**THE EXERCISE:**
Omit all images. Write out the rest of the material exactly.

## BEGIN RECORDS SHOWN

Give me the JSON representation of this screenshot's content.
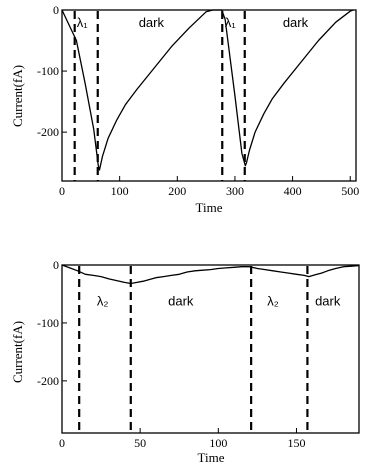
{
  "chart_data": [
    {
      "type": "line",
      "xlabel": "Time",
      "ylabel": "Current(fA)",
      "xlim": [
        0,
        510
      ],
      "ylim": [
        -280,
        0
      ],
      "xticks": [
        0,
        100,
        200,
        300,
        400,
        500
      ],
      "xtick_labels": [
        "0",
        "100",
        "200",
        "300",
        "400",
        "500"
      ],
      "yticks": [
        0,
        -100,
        -200
      ],
      "ytick_labels": [
        "0",
        "-100",
        "-200"
      ],
      "series": [
        {
          "x": [
            0,
            25,
            40,
            55,
            63,
            65,
            70,
            80,
            95,
            110,
            130,
            160,
            190,
            220,
            250,
            262,
            277,
            283,
            300,
            312,
            318,
            320,
            325,
            335,
            350,
            365,
            385,
            415,
            445,
            475,
            500,
            505
          ],
          "y": [
            0,
            -50,
            -120,
            -195,
            -255,
            -262,
            -240,
            -210,
            -180,
            -155,
            -130,
            -95,
            -60,
            -30,
            -3,
            0,
            0,
            -15,
            -140,
            -235,
            -255,
            -250,
            -230,
            -200,
            -170,
            -145,
            -120,
            -85,
            -50,
            -20,
            -2,
            0
          ]
        }
      ],
      "markers_x": [
        22,
        62,
        278,
        317
      ],
      "annotations": [
        {
          "text": "λ₁",
          "x": 35,
          "y": -28
        },
        {
          "text": "dark",
          "x": 155,
          "y": -28
        },
        {
          "text": "λ₁",
          "x": 292,
          "y": -28
        },
        {
          "text": "dark",
          "x": 405,
          "y": -28
        }
      ]
    },
    {
      "type": "line",
      "xlabel": "Time",
      "ylabel": "Current(fA)",
      "xlim": [
        0,
        190
      ],
      "ylim": [
        -290,
        0
      ],
      "xticks": [
        0,
        50,
        100,
        150
      ],
      "xtick_labels": [
        "0",
        "50",
        "100",
        "150"
      ],
      "yticks": [
        0,
        -100,
        -200
      ],
      "ytick_labels": [
        "0",
        "-100",
        "-200"
      ],
      "series": [
        {
          "x": [
            0,
            5,
            10,
            15,
            20,
            25,
            30,
            35,
            40,
            44,
            48,
            52,
            56,
            60,
            65,
            70,
            75,
            80,
            85,
            90,
            95,
            100,
            105,
            110,
            115,
            120,
            125,
            130,
            135,
            140,
            145,
            150,
            155,
            158,
            162,
            166,
            170,
            175,
            180,
            185,
            190
          ],
          "y": [
            0,
            -5,
            -10,
            -16,
            -18,
            -20,
            -24,
            -27,
            -30,
            -32,
            -30,
            -28,
            -25,
            -22,
            -20,
            -18,
            -16,
            -12,
            -10,
            -9,
            -8,
            -6,
            -5,
            -4,
            -3,
            -3,
            -6,
            -8,
            -10,
            -12,
            -14,
            -16,
            -18,
            -20,
            -17,
            -14,
            -10,
            -6,
            -3,
            -2,
            -1
          ]
        }
      ],
      "markers_x": [
        11,
        44,
        121,
        157
      ],
      "annotations": [
        {
          "text": "λ₂",
          "x": 26,
          "y": -70
        },
        {
          "text": "dark",
          "x": 76,
          "y": -70
        },
        {
          "text": "λ₂",
          "x": 135,
          "y": -70
        },
        {
          "text": "dark",
          "x": 170,
          "y": -70
        }
      ]
    }
  ]
}
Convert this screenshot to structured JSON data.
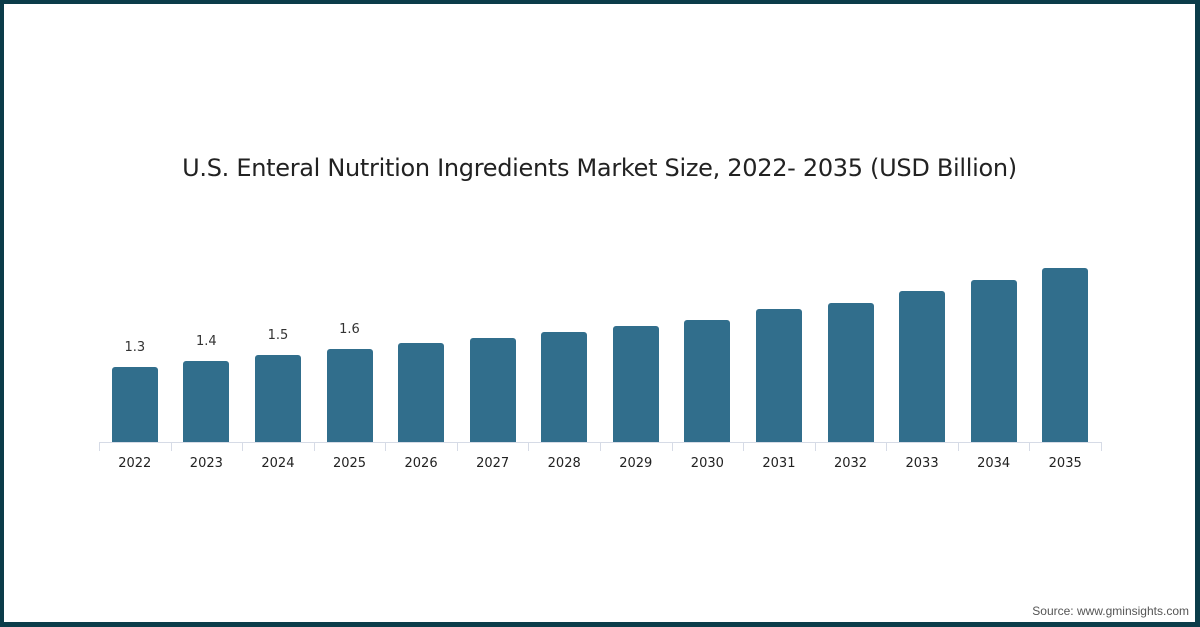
{
  "chart_data": {
    "type": "bar",
    "title": "U.S. Enteral Nutrition Ingredients Market Size, 2022- 2035 (USD Billion)",
    "xlabel": "",
    "ylabel": "",
    "categories": [
      "2022",
      "2023",
      "2024",
      "2025",
      "2026",
      "2027",
      "2028",
      "2029",
      "2030",
      "2031",
      "2032",
      "2033",
      "2034",
      "2035"
    ],
    "values": [
      1.3,
      1.4,
      1.5,
      1.6,
      1.7,
      1.8,
      1.9,
      2.0,
      2.1,
      2.3,
      2.4,
      2.6,
      2.8,
      3.0
    ],
    "data_labels": [
      "1.3",
      "1.4",
      "1.5",
      "1.6",
      "",
      "",
      "",
      "",
      "",
      "",
      "",
      "",
      "",
      ""
    ],
    "ylim": [
      0,
      3.4
    ],
    "grid": false,
    "legend": null,
    "bar_color": "#316e8c"
  },
  "footer": {
    "source": "Source: www.gminsights.com"
  },
  "colors": {
    "frame": "#0b3c49",
    "background": "#ffffff",
    "bar": "#316e8c",
    "axis": "#d6dbe6"
  }
}
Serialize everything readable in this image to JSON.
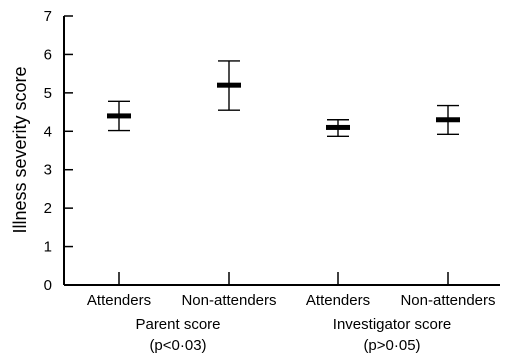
{
  "chart_data": {
    "type": "errorbar",
    "ylabel": "Illness severity score",
    "ylim": [
      0,
      7
    ],
    "yticks": [
      0,
      1,
      2,
      3,
      4,
      5,
      6,
      7
    ],
    "grid": false,
    "categories": [
      "Attenders",
      "Non-attenders",
      "Attenders",
      "Non-attenders"
    ],
    "groups": [
      {
        "name": "Parent score",
        "pvalue": "(p<0·03)"
      },
      {
        "name": "Investigator score",
        "pvalue": "(p>0·05)"
      }
    ],
    "points": [
      {
        "group": 0,
        "label": "Attenders",
        "mean": 4.4,
        "low": 4.02,
        "high": 4.78
      },
      {
        "group": 0,
        "label": "Non-attenders",
        "mean": 5.2,
        "low": 4.55,
        "high": 5.83
      },
      {
        "group": 1,
        "label": "Attenders",
        "mean": 4.1,
        "low": 3.87,
        "high": 4.3
      },
      {
        "group": 1,
        "label": "Non-attenders",
        "mean": 4.3,
        "low": 3.92,
        "high": 4.67
      }
    ]
  }
}
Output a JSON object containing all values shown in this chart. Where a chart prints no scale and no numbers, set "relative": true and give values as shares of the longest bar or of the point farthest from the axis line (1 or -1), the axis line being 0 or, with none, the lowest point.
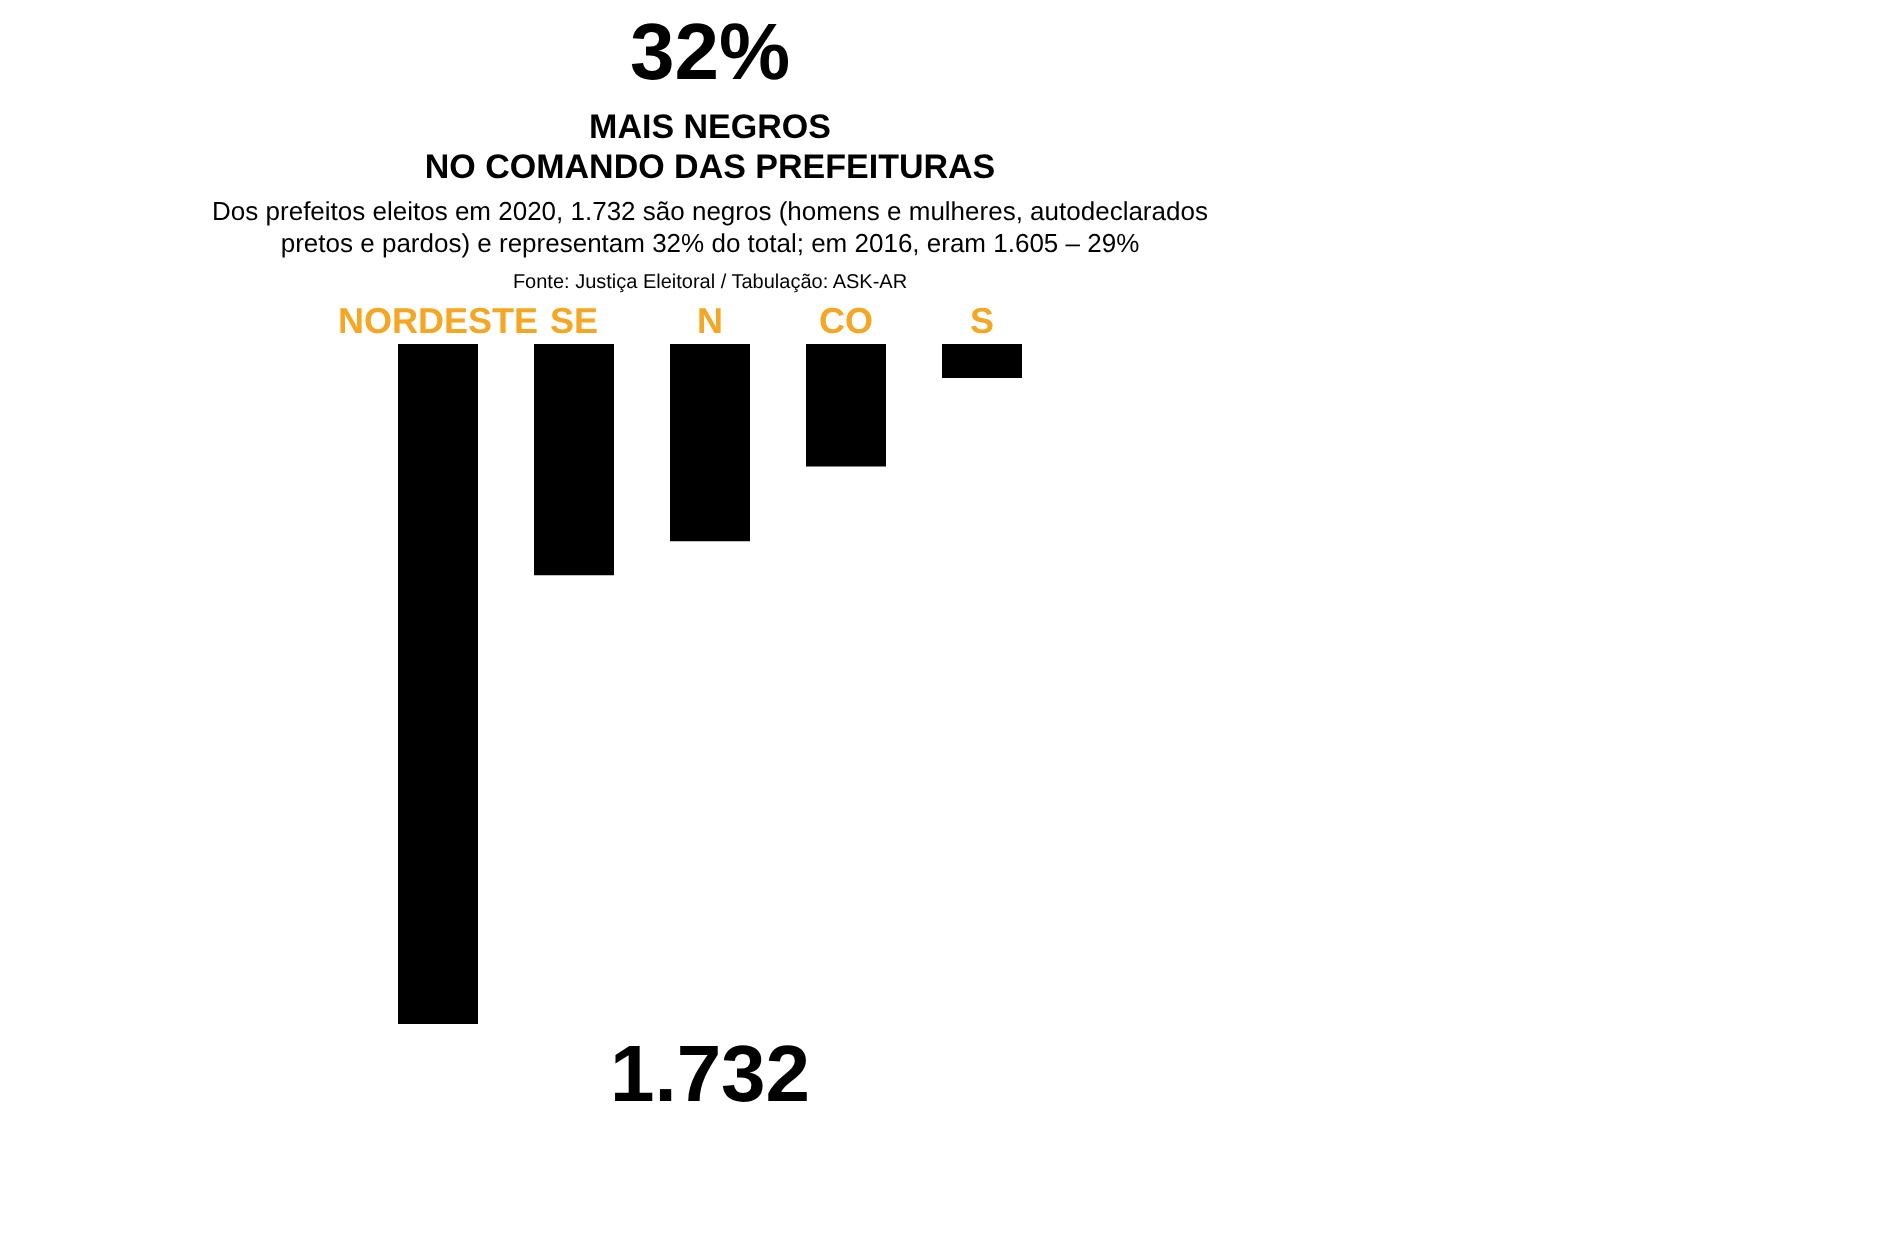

## END RECORDS SHOWN

**RESULT BELOW:**
Give me the JSON representation of this screenshot's content.
{
  "chart_data": [
    {
      "type": "line",
      "xlabel": "Time",
      "ylabel": "Current(fA)",
      "xlim": [
        0,
        510
      ],
      "ylim": [
        -280,
        0
      ],
      "xticks": [
        0,
        100,
        200,
        300,
        400,
        500
      ],
      "xtick_labels": [
        "0",
        "100",
        "200",
        "300",
        "400",
        "500"
      ],
      "yticks": [
        0,
        -100,
        -200
      ],
      "ytick_labels": [
        "0",
        "-100",
        "-200"
      ],
      "series": [
        {
          "x": [
            0,
            25,
            40,
            55,
            63,
            65,
            70,
            80,
            95,
            110,
            130,
            160,
            190,
            220,
            250,
            262,
            277,
            283,
            300,
            312,
            318,
            320,
            325,
            335,
            350,
            365,
            385,
            415,
            445,
            475,
            500,
            505
          ],
          "y": [
            0,
            -50,
            -120,
            -195,
            -255,
            -262,
            -240,
            -210,
            -180,
            -155,
            -130,
            -95,
            -60,
            -30,
            -3,
            0,
            0,
            -15,
            -140,
            -235,
            -255,
            -250,
            -230,
            -200,
            -170,
            -145,
            -120,
            -85,
            -50,
            -20,
            -2,
            0
          ]
        }
      ],
      "markers_x": [
        22,
        62,
        278,
        317
      ],
      "annotations": [
        {
          "text": "λ₁",
          "x": 35,
          "y": -28
        },
        {
          "text": "dark",
          "x": 155,
          "y": -28
        },
        {
          "text": "λ₁",
          "x": 292,
          "y": -28
        },
        {
          "text": "dark",
          "x": 405,
          "y": -28
        }
      ]
    },
    {
      "type": "line",
      "xlabel": "Time",
      "ylabel": "Current(fA)",
      "xlim": [
        0,
        190
      ],
      "ylim": [
        -290,
        0
      ],
      "xticks": [
        0,
        50,
        100,
        150
      ],
      "xtick_labels": [
        "0",
        "50",
        "100",
        "150"
      ],
      "yticks": [
        0,
        -100,
        -200
      ],
      "ytick_labels": [
        "0",
        "-100",
        "-200"
      ],
      "series": [
        {
          "x": [
            0,
            5,
            10,
            15,
            20,
            25,
            30,
            35,
            40,
            44,
            48,
            52,
            56,
            60,
            65,
            70,
            75,
            80,
            85,
            90,
            95,
            100,
            105,
            110,
            115,
            120,
            125,
            130,
            135,
            140,
            145,
            150,
            155,
            158,
            162,
            166,
            170,
            175,
            180,
            185,
            190
          ],
          "y": [
            0,
            -5,
            -10,
            -16,
            -18,
            -20,
            -24,
            -27,
            -30,
            -32,
            -30,
            -28,
            -25,
            -22,
            -20,
            -18,
            -16,
            -12,
            -10,
            -9,
            -8,
            -6,
            -5,
            -4,
            -3,
            -3,
            -6,
            -8,
            -10,
            -12,
            -14,
            -16,
            -18,
            -20,
            -17,
            -14,
            -10,
            -6,
            -3,
            -2,
            -1
          ]
        }
      ],
      "markers_x": [
        11,
        44,
        121,
        157
      ],
      "annotations": [
        {
          "text": "λ₂",
          "x": 26,
          "y": -70
        },
        {
          "text": "dark",
          "x": 76,
          "y": -70
        },
        {
          "text": "λ₂",
          "x": 135,
          "y": -70
        },
        {
          "text": "dark",
          "x": 170,
          "y": -70
        }
      ]
    }
  ]
}
Convert this screenshot to structured JSON data.
{
  "chart_data": {
    "type": "bar",
    "title": "U.S. Enteral Nutrition Ingredients Market Size, 2022- 2035 (USD Billion)",
    "xlabel": "",
    "ylabel": "",
    "categories": [
      "2022",
      "2023",
      "2024",
      "2025",
      "2026",
      "2027",
      "2028",
      "2029",
      "2030",
      "2031",
      "2032",
      "2033",
      "2034",
      "2035"
    ],
    "values": [
      1.3,
      1.4,
      1.5,
      1.6,
      1.7,
      1.8,
      1.9,
      2.0,
      2.1,
      2.3,
      2.4,
      2.6,
      2.8,
      3.0
    ],
    "data_labels": [
      "1.3",
      "1.4",
      "1.5",
      "1.6",
      "",
      "",
      "",
      "",
      "",
      "",
      "",
      "",
      "",
      ""
    ],
    "ylim": [
      0,
      3.4
    ],
    "grid": false,
    "legend": null,
    "bar_color": "#316e8c"
  },
  "footer": {
    "source": "Source: www.gminsights.com"
  },
  "colors": {
    "frame": "#0b3c49",
    "background": "#ffffff",
    "bar": "#316e8c",
    "axis": "#d6dbe6"
  }
}
Serialize everything readable in this image to JSON.
{
  "chart_data": {
    "type": "errorbar",
    "ylabel": "Illness severity score",
    "ylim": [
      0,
      7
    ],
    "yticks": [
      0,
      1,
      2,
      3,
      4,
      5,
      6,
      7
    ],
    "grid": false,
    "categories": [
      "Attenders",
      "Non-attenders",
      "Attenders",
      "Non-attenders"
    ],
    "groups": [
      {
        "name": "Parent score",
        "pvalue": "(p<0·03)"
      },
      {
        "name": "Investigator score",
        "pvalue": "(p>0·05)"
      }
    ],
    "points": [
      {
        "group": 0,
        "label": "Attenders",
        "mean": 4.4,
        "low": 4.02,
        "high": 4.78
      },
      {
        "group": 0,
        "label": "Non-attenders",
        "mean": 5.2,
        "low": 4.55,
        "high": 5.83
      },
      {
        "group": 1,
        "label": "Attenders",
        "mean": 4.1,
        "low": 3.87,
        "high": 4.3
      },
      {
        "group": 1,
        "label": "Non-attenders",
        "mean": 4.3,
        "low": 3.92,
        "high": 4.67
      }
    ]
  }
}
Output a JSON object containing all values shown in this chart. Where a chart prints no scale and no numbers, set "relative": true and give values as shares of the longest bar or of the point farthest from the axis line (1 or -1), the axis line being 0 or, with none, the lowest point.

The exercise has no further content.